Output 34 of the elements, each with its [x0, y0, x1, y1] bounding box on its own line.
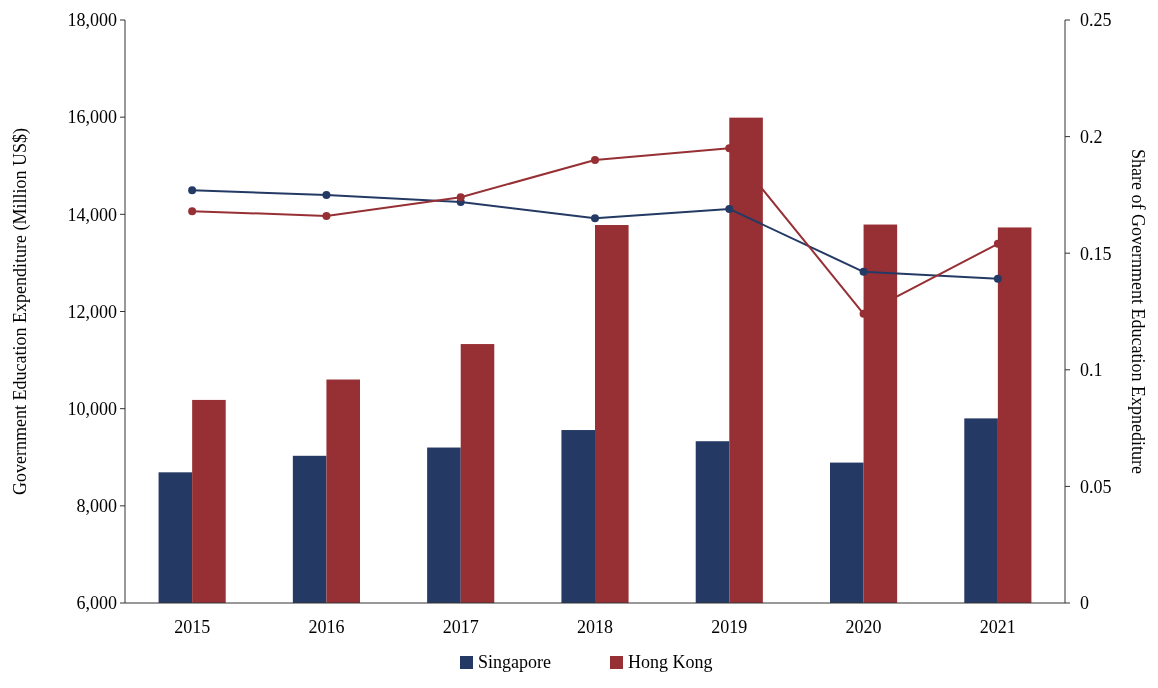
* * *
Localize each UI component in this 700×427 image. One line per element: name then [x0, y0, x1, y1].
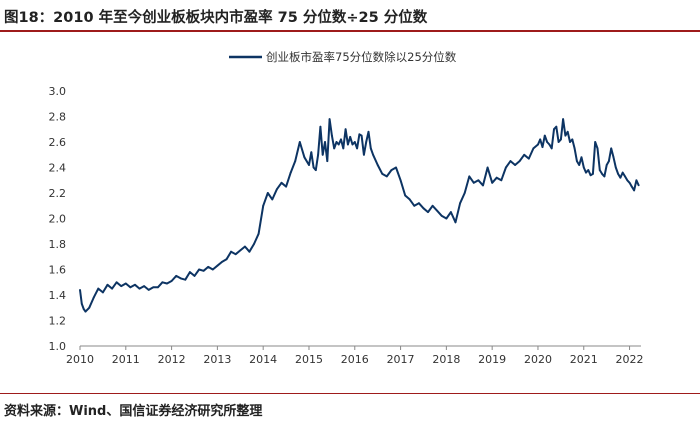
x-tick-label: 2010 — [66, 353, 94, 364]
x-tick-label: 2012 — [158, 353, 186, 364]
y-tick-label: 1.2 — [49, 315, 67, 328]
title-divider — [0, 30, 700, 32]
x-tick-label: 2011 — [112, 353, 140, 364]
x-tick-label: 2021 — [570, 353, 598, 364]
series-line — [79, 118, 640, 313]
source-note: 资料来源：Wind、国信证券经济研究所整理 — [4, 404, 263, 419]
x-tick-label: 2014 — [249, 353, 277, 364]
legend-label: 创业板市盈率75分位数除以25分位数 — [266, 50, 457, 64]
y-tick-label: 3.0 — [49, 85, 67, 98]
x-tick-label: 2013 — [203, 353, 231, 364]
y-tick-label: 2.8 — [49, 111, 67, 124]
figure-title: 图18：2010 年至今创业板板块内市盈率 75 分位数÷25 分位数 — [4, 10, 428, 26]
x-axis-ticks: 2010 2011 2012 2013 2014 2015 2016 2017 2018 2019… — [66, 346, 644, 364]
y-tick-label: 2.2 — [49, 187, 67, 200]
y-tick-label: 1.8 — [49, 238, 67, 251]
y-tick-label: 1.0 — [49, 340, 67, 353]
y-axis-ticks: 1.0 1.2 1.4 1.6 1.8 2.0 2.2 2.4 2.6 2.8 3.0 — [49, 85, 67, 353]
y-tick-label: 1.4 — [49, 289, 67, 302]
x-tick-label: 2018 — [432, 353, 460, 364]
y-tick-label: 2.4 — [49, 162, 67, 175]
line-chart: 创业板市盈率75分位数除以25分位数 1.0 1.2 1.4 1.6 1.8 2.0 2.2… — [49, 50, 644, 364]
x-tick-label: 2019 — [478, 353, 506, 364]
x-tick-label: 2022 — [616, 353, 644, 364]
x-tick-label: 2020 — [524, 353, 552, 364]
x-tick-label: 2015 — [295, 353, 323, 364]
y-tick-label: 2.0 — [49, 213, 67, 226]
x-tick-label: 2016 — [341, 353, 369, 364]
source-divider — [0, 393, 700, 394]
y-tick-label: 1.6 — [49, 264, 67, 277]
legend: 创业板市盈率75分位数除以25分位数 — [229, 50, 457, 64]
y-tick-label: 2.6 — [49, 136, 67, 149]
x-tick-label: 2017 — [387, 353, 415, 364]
--
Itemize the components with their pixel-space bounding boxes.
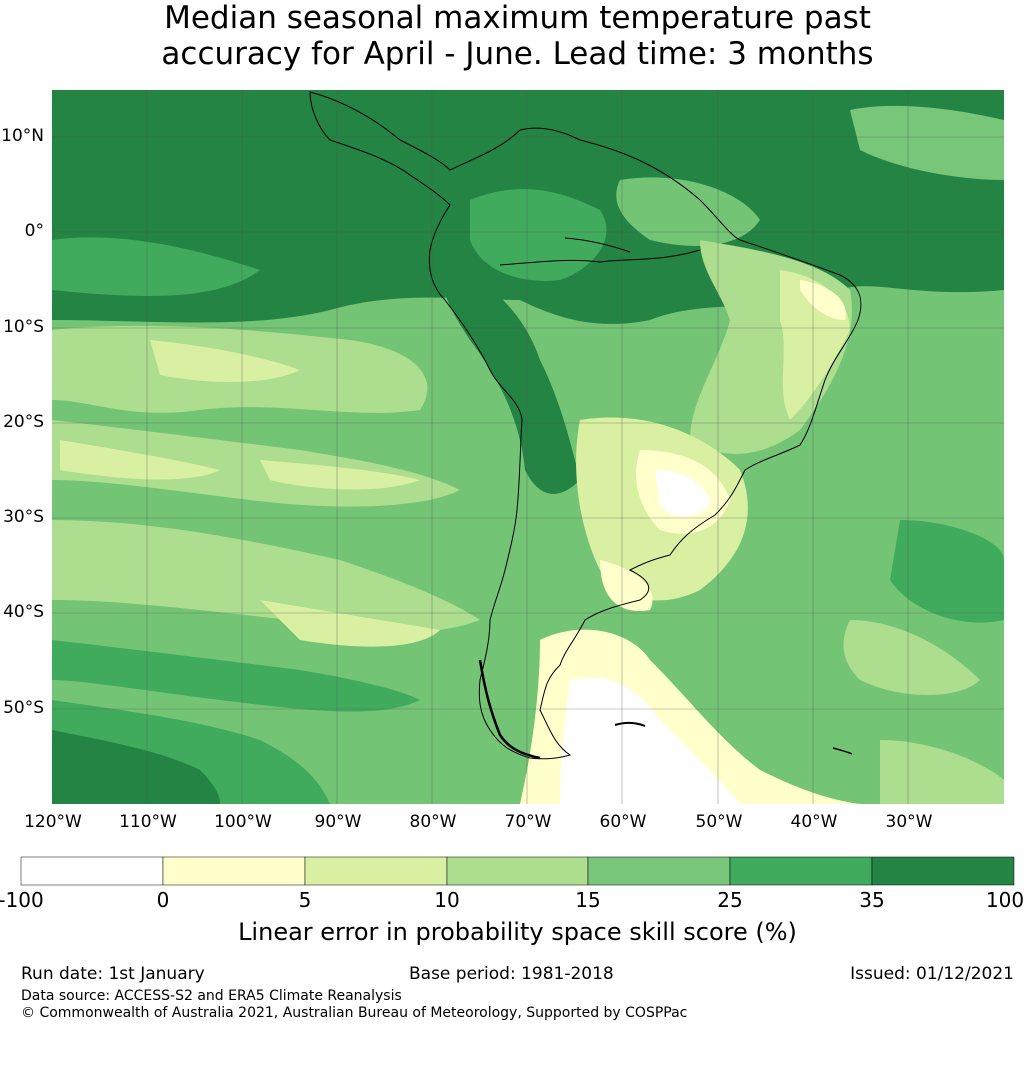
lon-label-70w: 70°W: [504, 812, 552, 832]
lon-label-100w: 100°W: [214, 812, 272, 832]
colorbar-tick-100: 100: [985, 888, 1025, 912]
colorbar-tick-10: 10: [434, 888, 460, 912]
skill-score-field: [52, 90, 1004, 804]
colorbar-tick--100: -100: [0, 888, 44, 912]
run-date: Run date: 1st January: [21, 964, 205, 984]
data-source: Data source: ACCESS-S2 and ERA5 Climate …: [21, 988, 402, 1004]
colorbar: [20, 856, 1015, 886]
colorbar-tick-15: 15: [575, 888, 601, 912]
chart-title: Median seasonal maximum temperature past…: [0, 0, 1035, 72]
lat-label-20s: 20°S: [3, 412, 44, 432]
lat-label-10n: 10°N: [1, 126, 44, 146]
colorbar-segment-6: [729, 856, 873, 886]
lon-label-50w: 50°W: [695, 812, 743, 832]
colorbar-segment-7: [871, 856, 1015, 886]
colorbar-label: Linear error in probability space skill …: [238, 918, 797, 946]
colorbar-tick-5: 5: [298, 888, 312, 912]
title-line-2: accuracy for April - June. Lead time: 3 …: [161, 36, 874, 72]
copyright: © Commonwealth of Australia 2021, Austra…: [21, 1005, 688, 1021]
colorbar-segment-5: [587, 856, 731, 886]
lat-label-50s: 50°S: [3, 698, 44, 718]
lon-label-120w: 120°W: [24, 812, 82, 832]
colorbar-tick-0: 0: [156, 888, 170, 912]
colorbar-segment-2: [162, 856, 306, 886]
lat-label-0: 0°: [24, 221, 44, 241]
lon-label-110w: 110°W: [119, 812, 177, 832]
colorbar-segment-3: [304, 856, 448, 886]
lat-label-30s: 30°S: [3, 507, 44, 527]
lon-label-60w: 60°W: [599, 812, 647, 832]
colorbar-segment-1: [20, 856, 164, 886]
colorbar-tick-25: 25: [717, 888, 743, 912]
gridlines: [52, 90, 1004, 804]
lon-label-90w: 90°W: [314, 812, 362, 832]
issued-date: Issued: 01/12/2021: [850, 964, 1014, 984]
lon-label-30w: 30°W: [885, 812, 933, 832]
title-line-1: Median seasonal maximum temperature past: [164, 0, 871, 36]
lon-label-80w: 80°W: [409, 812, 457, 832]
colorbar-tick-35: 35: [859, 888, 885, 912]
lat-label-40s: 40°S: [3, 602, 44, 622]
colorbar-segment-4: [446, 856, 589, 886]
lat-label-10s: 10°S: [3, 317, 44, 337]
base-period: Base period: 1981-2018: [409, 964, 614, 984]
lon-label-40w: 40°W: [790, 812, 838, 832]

▶ [EXERCISE OBJECTIVE]
Copy the rows from the line containing "Localize each UI" up to and including the line containing "x-tick-label: 2017 — [387, 353, 415, 364]", substituting "header-divider" for "title-divider" and leaving everything else unchanged. Leave the picture out of your copy.

▶ [COMPLETE RESPONSE]
Localize each UI component in this 700×427 image. One line per element: name then [x0, y0, x1, y1].
x-tick-label: 2010 — [66, 353, 94, 364]
x-tick-label: 2012 — [158, 353, 186, 364]
y-tick-label: 1.2 — [49, 315, 67, 328]
header-divider — [0, 30, 700, 32]
x-tick-label: 2011 — [112, 353, 140, 364]
x-tick-label: 2021 — [570, 353, 598, 364]
series-line — [79, 118, 640, 313]
source-note: 资料来源：Wind、国信证券经济研究所整理 — [4, 404, 263, 419]
x-tick-label: 2014 — [249, 353, 277, 364]
legend-label: 创业板市盈率75分位数除以25分位数 — [266, 50, 457, 64]
y-tick-label: 3.0 — [49, 85, 67, 98]
x-tick-label: 2013 — [203, 353, 231, 364]
y-tick-label: 2.8 — [49, 111, 67, 124]
figure-title: 图18：2010 年至今创业板板块内市盈率 75 分位数÷25 分位数 — [4, 10, 428, 26]
x-axis-ticks: 2010 2011 2012 2013 2014 2015 2016 2017 2018 2019… — [66, 346, 644, 364]
y-tick-label: 2.2 — [49, 187, 67, 200]
y-tick-label: 1.8 — [49, 238, 67, 251]
y-tick-label: 1.0 — [49, 340, 67, 353]
y-axis-ticks: 1.0 1.2 1.4 1.6 1.8 2.0 2.2 2.4 2.6 2.8 3.0 — [49, 85, 67, 353]
y-tick-label: 1.4 — [49, 289, 67, 302]
x-tick-label: 2018 — [432, 353, 460, 364]
y-tick-label: 2.4 — [49, 162, 67, 175]
line-chart: 创业板市盈率75分位数除以25分位数 1.0 1.2 1.4 1.6 1.8 2.0 2.2… — [49, 50, 644, 364]
x-tick-label: 2019 — [478, 353, 506, 364]
x-tick-label: 2022 — [616, 353, 644, 364]
x-tick-label: 2020 — [524, 353, 552, 364]
x-tick-label: 2015 — [295, 353, 323, 364]
y-tick-label: 2.0 — [49, 213, 67, 226]
x-tick-label: 2016 — [341, 353, 369, 364]
source-divider — [0, 393, 700, 394]
y-tick-label: 1.6 — [49, 264, 67, 277]
legend: 创业板市盈率75分位数除以25分位数 — [229, 50, 457, 64]
y-tick-label: 2.6 — [49, 136, 67, 149]
x-tick-label: 2017 — [387, 353, 415, 364]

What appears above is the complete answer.